**Written problem:** State the number of lines, and only that number, in which the word "legend" appears.

**Listed entries:**
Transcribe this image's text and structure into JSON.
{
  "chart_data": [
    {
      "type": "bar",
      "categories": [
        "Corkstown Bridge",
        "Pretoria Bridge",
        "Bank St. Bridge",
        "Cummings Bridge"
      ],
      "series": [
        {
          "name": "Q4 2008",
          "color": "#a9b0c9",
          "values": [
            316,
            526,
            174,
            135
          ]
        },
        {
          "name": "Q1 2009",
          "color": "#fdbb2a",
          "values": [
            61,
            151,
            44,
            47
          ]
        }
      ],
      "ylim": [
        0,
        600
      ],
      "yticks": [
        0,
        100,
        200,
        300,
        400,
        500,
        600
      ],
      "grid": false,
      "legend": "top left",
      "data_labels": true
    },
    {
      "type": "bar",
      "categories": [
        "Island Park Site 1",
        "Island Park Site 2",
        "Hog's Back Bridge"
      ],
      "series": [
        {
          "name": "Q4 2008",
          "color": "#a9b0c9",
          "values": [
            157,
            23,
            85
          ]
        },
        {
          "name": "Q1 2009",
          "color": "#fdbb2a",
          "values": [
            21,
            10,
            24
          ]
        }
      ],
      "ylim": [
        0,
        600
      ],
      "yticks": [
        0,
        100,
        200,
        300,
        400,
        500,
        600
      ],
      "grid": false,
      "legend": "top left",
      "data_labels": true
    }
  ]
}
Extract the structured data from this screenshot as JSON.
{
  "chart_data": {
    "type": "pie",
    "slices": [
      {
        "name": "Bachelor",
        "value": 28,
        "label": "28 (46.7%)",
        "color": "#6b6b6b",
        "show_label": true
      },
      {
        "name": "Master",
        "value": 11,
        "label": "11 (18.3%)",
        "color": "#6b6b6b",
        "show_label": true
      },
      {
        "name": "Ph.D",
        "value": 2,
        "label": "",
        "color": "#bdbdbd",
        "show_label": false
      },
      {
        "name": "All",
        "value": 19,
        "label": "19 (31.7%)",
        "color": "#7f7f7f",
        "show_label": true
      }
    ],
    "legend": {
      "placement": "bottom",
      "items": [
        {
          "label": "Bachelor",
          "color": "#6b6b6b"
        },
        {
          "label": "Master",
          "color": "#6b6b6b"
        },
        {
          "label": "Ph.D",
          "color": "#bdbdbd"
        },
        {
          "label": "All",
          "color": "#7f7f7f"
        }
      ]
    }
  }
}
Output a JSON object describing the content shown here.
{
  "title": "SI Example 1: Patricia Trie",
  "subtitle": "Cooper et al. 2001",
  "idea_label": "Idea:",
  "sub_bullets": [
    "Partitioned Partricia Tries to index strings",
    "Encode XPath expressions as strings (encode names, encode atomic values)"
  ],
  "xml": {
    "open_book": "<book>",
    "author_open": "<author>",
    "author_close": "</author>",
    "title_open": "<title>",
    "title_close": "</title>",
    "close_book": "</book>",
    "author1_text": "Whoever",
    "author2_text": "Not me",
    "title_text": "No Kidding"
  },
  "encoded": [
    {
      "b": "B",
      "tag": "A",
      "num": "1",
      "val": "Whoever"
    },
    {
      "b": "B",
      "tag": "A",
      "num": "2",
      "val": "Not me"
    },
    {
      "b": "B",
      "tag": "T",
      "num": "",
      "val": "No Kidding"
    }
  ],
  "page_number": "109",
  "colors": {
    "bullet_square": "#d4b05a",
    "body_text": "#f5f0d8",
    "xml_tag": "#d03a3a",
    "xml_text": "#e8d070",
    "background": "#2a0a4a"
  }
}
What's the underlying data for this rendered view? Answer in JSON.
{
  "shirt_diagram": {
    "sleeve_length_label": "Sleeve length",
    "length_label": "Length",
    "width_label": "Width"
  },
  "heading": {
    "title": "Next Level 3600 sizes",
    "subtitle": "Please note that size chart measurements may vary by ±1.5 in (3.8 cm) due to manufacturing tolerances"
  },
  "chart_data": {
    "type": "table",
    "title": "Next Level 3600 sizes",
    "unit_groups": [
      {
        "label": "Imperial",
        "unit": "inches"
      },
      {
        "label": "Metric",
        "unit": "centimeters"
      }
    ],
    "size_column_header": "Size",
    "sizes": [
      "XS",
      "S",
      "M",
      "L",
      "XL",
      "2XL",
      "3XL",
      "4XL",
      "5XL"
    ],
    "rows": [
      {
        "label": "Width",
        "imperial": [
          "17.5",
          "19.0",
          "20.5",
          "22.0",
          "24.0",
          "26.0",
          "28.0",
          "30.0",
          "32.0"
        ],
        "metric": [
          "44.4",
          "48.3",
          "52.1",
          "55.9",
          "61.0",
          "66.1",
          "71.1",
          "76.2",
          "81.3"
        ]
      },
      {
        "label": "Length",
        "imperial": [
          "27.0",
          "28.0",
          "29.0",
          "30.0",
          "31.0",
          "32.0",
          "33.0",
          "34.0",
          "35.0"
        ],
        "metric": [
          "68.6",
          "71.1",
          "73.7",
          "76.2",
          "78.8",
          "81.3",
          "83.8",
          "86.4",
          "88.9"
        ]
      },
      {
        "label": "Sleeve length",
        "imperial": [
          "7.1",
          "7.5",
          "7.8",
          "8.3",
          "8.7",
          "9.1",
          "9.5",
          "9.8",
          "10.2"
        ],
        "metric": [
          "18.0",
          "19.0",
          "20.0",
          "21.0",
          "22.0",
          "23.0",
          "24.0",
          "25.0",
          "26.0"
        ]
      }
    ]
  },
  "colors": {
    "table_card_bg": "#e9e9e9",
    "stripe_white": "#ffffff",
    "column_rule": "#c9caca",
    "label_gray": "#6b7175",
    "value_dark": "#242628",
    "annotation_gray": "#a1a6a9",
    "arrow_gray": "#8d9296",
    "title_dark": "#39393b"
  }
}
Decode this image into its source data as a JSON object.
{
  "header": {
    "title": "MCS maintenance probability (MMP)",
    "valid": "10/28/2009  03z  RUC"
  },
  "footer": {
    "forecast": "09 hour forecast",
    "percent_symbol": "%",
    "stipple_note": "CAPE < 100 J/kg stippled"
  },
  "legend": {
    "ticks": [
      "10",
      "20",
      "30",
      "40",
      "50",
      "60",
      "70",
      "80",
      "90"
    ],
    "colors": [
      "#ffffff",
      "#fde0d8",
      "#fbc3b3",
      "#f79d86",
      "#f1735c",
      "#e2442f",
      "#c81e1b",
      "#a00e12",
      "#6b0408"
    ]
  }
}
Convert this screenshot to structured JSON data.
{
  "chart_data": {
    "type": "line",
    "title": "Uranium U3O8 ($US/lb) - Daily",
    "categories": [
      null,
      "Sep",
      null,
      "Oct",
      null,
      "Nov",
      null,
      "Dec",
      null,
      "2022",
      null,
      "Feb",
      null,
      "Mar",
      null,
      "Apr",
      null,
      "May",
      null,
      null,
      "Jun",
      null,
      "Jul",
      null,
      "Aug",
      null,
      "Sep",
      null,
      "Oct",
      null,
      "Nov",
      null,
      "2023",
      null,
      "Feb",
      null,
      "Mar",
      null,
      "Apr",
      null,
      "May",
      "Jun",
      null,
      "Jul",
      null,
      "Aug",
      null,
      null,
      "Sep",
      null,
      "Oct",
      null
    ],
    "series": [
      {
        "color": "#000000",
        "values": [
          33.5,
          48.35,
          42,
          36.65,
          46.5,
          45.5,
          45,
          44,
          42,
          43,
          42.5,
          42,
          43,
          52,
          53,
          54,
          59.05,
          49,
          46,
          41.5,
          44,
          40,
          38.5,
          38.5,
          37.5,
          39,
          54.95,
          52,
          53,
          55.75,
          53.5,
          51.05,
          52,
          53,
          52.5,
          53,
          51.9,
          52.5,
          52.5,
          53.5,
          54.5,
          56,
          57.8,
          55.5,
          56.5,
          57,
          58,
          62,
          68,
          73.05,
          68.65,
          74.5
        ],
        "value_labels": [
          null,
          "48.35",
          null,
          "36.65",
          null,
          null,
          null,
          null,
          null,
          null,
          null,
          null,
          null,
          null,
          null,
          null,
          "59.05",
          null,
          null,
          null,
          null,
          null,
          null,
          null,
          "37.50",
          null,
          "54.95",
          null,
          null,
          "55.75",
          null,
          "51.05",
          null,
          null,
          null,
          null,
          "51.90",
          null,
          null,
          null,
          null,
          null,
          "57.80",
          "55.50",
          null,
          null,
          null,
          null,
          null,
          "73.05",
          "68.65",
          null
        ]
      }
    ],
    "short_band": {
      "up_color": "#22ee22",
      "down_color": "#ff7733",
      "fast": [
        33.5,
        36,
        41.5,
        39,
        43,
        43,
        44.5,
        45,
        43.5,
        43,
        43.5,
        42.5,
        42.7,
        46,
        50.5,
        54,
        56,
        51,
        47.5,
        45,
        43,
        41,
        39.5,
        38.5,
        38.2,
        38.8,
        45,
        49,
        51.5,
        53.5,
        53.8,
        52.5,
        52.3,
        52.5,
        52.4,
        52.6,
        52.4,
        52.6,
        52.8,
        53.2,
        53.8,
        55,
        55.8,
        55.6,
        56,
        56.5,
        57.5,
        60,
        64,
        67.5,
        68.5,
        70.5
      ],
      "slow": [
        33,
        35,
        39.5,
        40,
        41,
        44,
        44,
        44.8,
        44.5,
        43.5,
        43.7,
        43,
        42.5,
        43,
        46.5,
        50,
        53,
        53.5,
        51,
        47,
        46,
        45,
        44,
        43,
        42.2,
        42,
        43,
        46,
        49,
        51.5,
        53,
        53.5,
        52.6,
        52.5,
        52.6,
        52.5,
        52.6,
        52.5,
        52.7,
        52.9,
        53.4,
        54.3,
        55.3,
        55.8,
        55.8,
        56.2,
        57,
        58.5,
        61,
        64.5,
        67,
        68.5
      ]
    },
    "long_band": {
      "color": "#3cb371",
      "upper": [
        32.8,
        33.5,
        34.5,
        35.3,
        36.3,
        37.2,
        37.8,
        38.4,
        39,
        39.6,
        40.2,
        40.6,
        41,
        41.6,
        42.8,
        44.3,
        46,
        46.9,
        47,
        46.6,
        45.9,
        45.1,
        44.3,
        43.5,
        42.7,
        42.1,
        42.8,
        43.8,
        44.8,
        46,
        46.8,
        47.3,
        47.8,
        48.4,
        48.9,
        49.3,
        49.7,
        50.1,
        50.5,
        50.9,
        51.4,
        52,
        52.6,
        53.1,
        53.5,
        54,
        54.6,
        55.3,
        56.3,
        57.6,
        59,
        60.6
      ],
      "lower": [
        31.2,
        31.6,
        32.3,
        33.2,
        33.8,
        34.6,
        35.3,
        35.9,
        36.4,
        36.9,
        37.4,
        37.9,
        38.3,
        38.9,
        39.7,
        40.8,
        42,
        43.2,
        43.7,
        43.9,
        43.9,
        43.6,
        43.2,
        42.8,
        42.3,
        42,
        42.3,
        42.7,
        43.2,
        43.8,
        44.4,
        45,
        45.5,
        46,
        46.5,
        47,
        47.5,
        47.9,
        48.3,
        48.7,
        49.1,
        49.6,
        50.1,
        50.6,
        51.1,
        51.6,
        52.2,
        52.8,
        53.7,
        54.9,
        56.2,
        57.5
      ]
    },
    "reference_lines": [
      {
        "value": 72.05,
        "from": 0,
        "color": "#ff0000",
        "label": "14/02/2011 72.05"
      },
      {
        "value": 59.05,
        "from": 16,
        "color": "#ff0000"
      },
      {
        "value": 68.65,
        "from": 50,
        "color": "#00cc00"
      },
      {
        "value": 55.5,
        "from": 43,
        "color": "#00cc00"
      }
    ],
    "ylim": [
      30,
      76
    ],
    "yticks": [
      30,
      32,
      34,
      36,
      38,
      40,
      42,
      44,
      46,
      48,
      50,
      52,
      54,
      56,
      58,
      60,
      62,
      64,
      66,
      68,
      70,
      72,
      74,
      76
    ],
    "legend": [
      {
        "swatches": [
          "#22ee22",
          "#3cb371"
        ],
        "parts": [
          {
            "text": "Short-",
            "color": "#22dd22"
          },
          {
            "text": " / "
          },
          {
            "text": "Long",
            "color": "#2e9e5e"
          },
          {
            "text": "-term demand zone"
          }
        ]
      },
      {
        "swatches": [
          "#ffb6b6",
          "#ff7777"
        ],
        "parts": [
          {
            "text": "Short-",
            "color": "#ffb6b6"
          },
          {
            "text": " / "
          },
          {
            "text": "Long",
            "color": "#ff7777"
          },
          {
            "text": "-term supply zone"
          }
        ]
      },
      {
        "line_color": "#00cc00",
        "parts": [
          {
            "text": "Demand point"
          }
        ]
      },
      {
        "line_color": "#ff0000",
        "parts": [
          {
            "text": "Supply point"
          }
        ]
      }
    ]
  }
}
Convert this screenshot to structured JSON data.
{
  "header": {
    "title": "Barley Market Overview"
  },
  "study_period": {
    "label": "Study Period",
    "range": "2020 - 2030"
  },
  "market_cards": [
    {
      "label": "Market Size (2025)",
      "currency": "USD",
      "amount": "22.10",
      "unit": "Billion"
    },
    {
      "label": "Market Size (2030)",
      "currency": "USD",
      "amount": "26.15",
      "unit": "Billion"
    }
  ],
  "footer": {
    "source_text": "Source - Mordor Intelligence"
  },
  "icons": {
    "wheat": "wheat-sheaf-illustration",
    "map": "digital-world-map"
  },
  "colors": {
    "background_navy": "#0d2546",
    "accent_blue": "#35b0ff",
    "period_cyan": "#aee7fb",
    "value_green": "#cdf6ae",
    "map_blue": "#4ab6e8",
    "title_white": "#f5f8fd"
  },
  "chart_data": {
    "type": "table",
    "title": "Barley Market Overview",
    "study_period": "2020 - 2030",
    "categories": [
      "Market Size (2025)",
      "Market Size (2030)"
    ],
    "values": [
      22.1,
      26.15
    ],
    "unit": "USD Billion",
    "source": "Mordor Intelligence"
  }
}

**Task answer:** 5